> **Work to do**
Scan the records below. List lines holding "JSON".

> **Supplied data**
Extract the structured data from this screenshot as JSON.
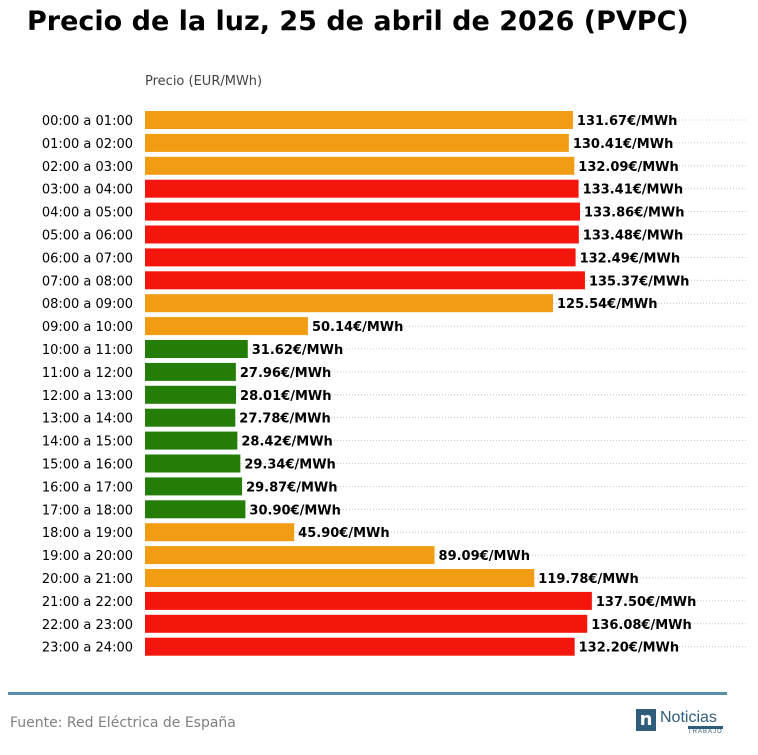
{
  "title": "Precio de la luz, 25 de abril de 2026 (PVPC)",
  "source": "Fuente: Red Eléctrica de España",
  "logo": {
    "mark": "n",
    "main": "Noticias",
    "sub": "TRABAJO"
  },
  "colors": {
    "high": "#f4150c",
    "mid": "#f29c13",
    "low": "#237d07",
    "rule": "#5b8fa8"
  },
  "chart_data": {
    "type": "bar",
    "orientation": "horizontal",
    "ylabel": "Precio (EUR/MWh)",
    "unit_suffix": "€/MWh",
    "xlim": [
      0,
      140
    ],
    "grid": "dotted horizontal",
    "categories": [
      "00:00 a 01:00",
      "01:00 a 02:00",
      "02:00 a 03:00",
      "03:00 a 04:00",
      "04:00 a 05:00",
      "05:00 a 06:00",
      "06:00 a 07:00",
      "07:00 a 08:00",
      "08:00 a 09:00",
      "09:00 a 10:00",
      "10:00 a 11:00",
      "11:00 a 12:00",
      "12:00 a 13:00",
      "13:00 a 14:00",
      "14:00 a 15:00",
      "15:00 a 16:00",
      "16:00 a 17:00",
      "17:00 a 18:00",
      "18:00 a 19:00",
      "19:00 a 20:00",
      "20:00 a 21:00",
      "21:00 a 22:00",
      "22:00 a 23:00",
      "23:00 a 24:00"
    ],
    "values": [
      131.67,
      130.41,
      132.09,
      133.41,
      133.86,
      133.48,
      132.49,
      135.37,
      125.54,
      50.14,
      31.62,
      27.96,
      28.01,
      27.78,
      28.42,
      29.34,
      29.87,
      30.9,
      45.9,
      89.09,
      119.78,
      137.5,
      136.08,
      132.2
    ],
    "labels": [
      "131.67€/MWh",
      "130.41€/MWh",
      "132.09€/MWh",
      "133.41€/MWh",
      "133.86€/MWh",
      "133.48€/MWh",
      "132.49€/MWh",
      "135.37€/MWh",
      "125.54€/MWh",
      "50.14€/MWh",
      "31.62€/MWh",
      "27.96€/MWh",
      "28.01€/MWh",
      "27.78€/MWh",
      "28.42€/MWh",
      "29.34€/MWh",
      "29.87€/MWh",
      "30.90€/MWh",
      "45.90€/MWh",
      "89.09€/MWh",
      "119.78€/MWh",
      "137.50€/MWh",
      "136.08€/MWh",
      "132.20€/MWh"
    ],
    "levels": [
      "mid",
      "mid",
      "mid",
      "high",
      "high",
      "high",
      "high",
      "high",
      "mid",
      "mid",
      "low",
      "low",
      "low",
      "low",
      "low",
      "low",
      "low",
      "low",
      "mid",
      "mid",
      "mid",
      "high",
      "high",
      "high"
    ]
  }
}
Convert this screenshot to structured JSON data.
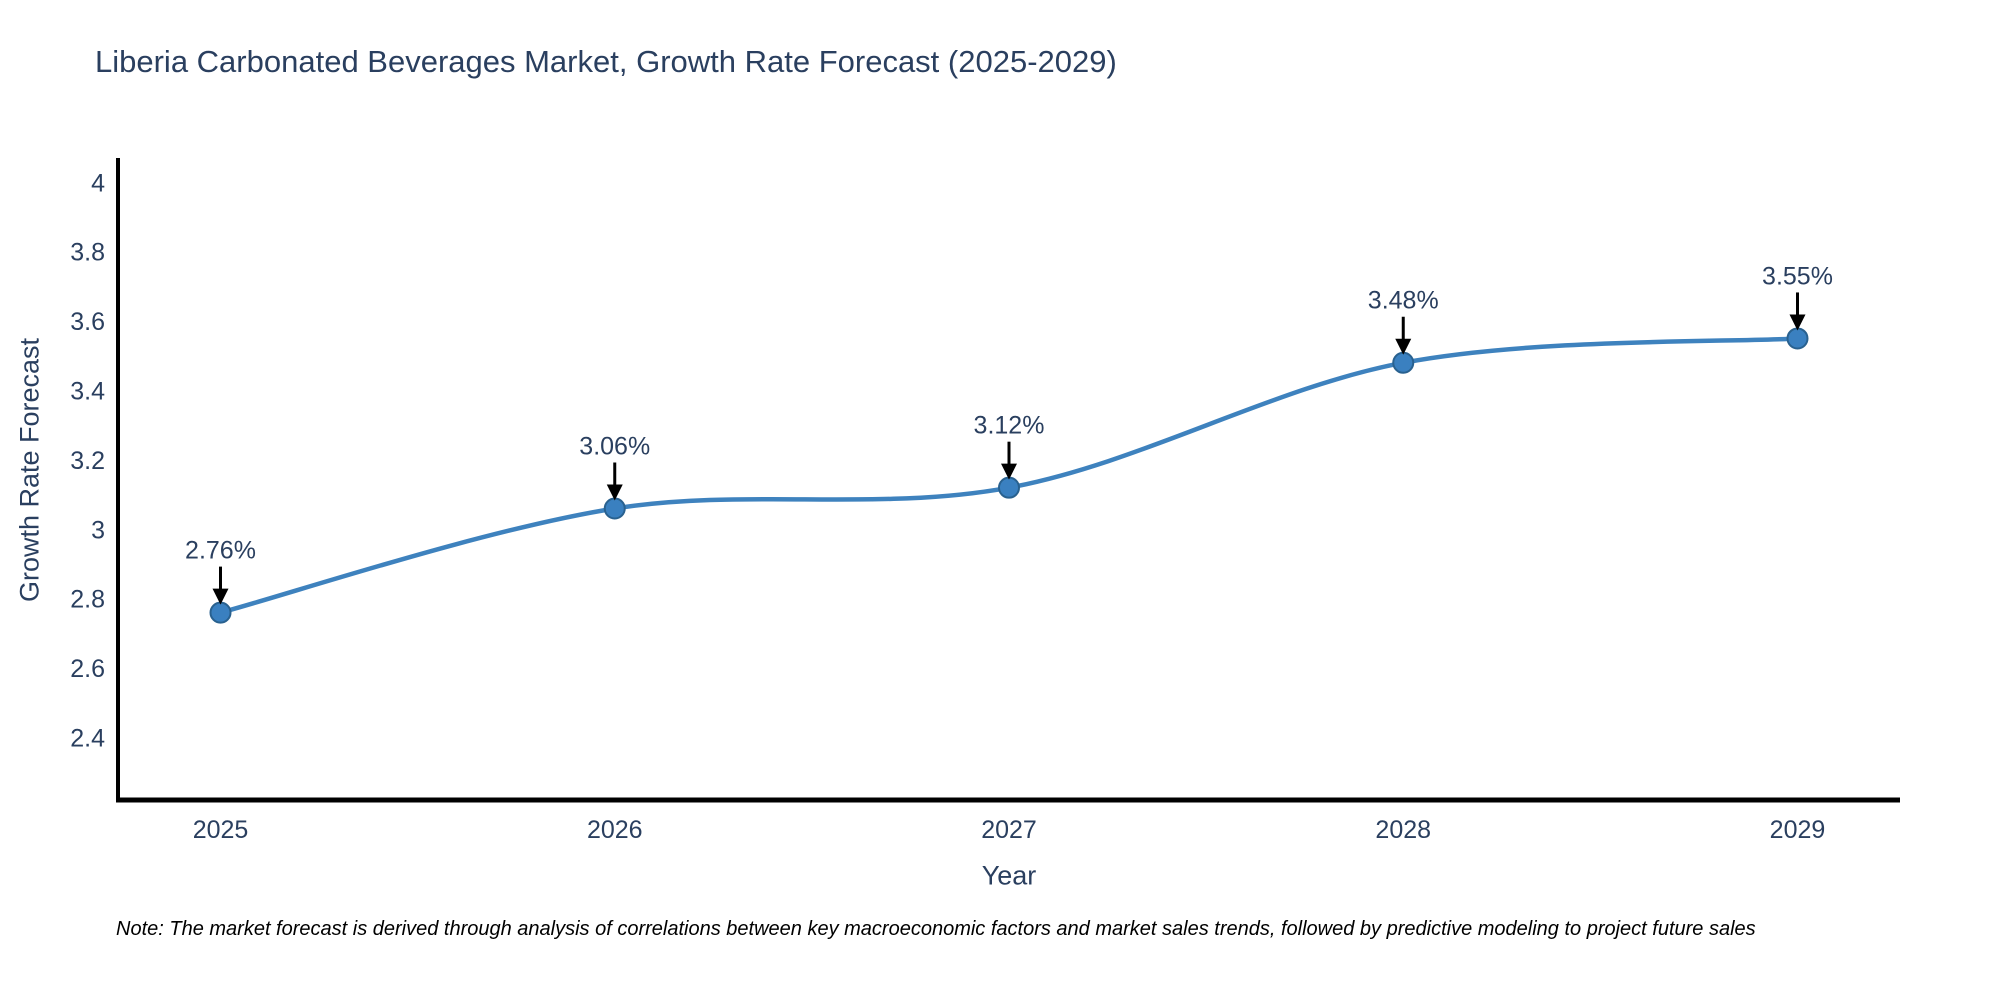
{
  "page": {
    "background": "#ffffff"
  },
  "header": {
    "title": "Liberia Carbonated Beverages Market, Growth Rate Forecast (2025-2029)"
  },
  "footer": {
    "note": "Note: The market forecast is derived through analysis of correlations between key macroeconomic factors and market sales trends, followed by predictive modeling to project future sales"
  },
  "chart_data": {
    "type": "line",
    "title": "Liberia Carbonated Beverages Market, Growth Rate Forecast (2025-2029)",
    "xlabel": "Year",
    "ylabel": "Growth Rate Forecast",
    "x": [
      2025,
      2026,
      2027,
      2028,
      2029
    ],
    "values": [
      2.76,
      3.06,
      3.12,
      3.48,
      3.55
    ],
    "point_labels": [
      "2.76%",
      "3.06%",
      "3.12%",
      "3.48%",
      "3.55%"
    ],
    "line_shape": "spline",
    "grid": false,
    "legend_position": "none",
    "xlim": [
      2024.74,
      2029.26
    ],
    "ylim": [
      2.22,
      4.07
    ],
    "xtick_labels": [
      "2025",
      "2026",
      "2027",
      "2028",
      "2029"
    ],
    "ytick_values": [
      4,
      3.8,
      3.6,
      3.4,
      3.2,
      3,
      2.8,
      2.6,
      2.4
    ],
    "ytick_labels": [
      "4",
      "3.8",
      "3.6",
      "3.4",
      "3.2",
      "3",
      "2.8",
      "2.6",
      "2.4"
    ],
    "colors": {
      "line": "#3e82be",
      "marker_fill": "#3a80c0",
      "marker_edge": "#29618f",
      "axis_line": "#000000",
      "text": "#2a3f5f",
      "annotation_arrow": "#000000",
      "note_text": "#000000",
      "background": "#ffffff"
    }
  }
}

> **In response**
Extract the structured data from this screenshot as JSON.
Convert this screenshot to structured JSON data.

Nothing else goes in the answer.